[start]

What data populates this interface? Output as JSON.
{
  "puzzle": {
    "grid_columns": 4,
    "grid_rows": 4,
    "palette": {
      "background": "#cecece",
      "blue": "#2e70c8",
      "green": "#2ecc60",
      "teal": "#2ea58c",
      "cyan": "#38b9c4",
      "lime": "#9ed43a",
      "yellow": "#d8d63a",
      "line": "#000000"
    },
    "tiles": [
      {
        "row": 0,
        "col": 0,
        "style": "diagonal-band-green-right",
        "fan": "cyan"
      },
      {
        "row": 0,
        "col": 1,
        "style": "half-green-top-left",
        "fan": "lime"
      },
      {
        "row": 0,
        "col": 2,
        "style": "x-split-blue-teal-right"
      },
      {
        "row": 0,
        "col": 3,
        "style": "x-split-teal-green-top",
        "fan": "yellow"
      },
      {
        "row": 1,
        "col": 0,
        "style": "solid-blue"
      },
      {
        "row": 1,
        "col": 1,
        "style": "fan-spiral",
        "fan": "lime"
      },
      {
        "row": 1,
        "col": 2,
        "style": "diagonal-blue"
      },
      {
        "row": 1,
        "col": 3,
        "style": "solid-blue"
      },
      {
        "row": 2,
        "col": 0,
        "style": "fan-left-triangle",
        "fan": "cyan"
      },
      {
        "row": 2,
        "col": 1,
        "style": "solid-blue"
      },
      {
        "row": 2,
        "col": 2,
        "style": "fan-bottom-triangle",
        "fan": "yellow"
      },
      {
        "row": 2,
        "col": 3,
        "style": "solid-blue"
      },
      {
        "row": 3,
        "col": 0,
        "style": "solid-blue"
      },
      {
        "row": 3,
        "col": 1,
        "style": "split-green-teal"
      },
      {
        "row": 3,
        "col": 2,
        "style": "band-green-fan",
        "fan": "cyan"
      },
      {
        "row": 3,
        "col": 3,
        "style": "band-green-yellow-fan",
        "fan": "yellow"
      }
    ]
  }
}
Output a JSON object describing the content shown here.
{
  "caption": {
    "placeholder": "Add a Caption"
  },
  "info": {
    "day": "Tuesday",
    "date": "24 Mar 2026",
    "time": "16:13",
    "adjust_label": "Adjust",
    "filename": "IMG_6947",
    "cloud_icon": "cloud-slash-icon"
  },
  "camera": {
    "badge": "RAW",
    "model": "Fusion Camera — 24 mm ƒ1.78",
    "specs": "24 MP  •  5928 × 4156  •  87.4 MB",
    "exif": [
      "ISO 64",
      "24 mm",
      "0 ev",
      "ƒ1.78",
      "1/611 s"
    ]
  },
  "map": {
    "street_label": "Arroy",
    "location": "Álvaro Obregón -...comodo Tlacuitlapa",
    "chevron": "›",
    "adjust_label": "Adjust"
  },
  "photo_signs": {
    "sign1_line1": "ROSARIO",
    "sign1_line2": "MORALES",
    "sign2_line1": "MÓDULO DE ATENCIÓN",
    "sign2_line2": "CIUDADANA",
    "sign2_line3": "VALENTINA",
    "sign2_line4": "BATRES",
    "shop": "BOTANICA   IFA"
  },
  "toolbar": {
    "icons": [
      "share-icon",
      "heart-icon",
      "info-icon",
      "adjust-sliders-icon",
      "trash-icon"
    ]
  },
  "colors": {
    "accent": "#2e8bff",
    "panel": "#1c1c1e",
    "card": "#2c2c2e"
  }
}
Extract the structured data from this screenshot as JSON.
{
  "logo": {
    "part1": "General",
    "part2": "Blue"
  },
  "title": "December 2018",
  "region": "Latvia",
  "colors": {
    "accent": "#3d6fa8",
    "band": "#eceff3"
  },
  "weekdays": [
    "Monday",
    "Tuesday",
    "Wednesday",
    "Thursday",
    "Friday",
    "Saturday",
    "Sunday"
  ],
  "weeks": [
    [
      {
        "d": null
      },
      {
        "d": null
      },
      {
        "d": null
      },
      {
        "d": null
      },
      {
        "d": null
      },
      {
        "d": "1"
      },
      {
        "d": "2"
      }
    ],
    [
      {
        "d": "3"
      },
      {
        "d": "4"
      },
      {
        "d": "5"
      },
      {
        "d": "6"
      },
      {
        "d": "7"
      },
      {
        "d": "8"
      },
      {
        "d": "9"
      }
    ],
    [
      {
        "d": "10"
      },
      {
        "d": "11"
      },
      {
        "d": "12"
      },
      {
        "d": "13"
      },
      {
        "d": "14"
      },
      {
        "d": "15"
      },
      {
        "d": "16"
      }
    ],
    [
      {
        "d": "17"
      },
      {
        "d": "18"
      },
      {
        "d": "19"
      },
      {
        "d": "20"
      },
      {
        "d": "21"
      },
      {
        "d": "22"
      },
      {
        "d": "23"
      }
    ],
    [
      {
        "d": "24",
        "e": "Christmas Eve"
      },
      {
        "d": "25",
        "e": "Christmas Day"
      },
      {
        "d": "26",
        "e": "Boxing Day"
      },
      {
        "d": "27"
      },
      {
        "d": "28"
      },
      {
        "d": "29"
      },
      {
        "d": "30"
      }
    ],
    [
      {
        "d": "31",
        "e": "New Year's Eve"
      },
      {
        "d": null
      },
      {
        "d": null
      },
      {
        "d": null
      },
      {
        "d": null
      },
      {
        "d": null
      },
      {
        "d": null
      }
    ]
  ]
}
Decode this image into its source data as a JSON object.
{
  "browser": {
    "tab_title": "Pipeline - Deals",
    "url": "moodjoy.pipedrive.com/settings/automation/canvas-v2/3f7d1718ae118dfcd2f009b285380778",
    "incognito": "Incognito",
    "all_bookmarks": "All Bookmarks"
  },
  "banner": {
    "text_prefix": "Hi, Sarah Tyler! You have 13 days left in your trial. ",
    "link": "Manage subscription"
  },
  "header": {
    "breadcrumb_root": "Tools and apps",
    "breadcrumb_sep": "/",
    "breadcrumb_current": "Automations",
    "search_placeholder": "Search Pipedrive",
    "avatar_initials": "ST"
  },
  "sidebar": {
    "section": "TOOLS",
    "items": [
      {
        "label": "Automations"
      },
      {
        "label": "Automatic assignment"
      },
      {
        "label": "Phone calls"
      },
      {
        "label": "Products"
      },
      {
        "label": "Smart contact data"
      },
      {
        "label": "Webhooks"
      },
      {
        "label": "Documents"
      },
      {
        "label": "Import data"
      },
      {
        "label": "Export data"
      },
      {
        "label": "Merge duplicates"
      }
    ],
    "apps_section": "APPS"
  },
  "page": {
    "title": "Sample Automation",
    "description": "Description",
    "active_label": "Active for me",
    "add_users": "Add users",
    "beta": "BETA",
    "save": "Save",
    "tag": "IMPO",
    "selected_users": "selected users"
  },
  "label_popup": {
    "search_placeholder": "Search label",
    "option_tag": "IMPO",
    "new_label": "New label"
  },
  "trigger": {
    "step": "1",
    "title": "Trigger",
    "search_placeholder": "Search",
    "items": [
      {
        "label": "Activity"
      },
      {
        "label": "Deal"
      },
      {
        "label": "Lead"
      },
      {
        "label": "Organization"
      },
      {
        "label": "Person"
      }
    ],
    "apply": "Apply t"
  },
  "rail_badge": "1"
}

[end]

Stated exercise:
Write out each line of the data that holds the string "Output".

Expected answer:
What data populates this interface? Output as JSON.
Output a JSON object describing the content shown here.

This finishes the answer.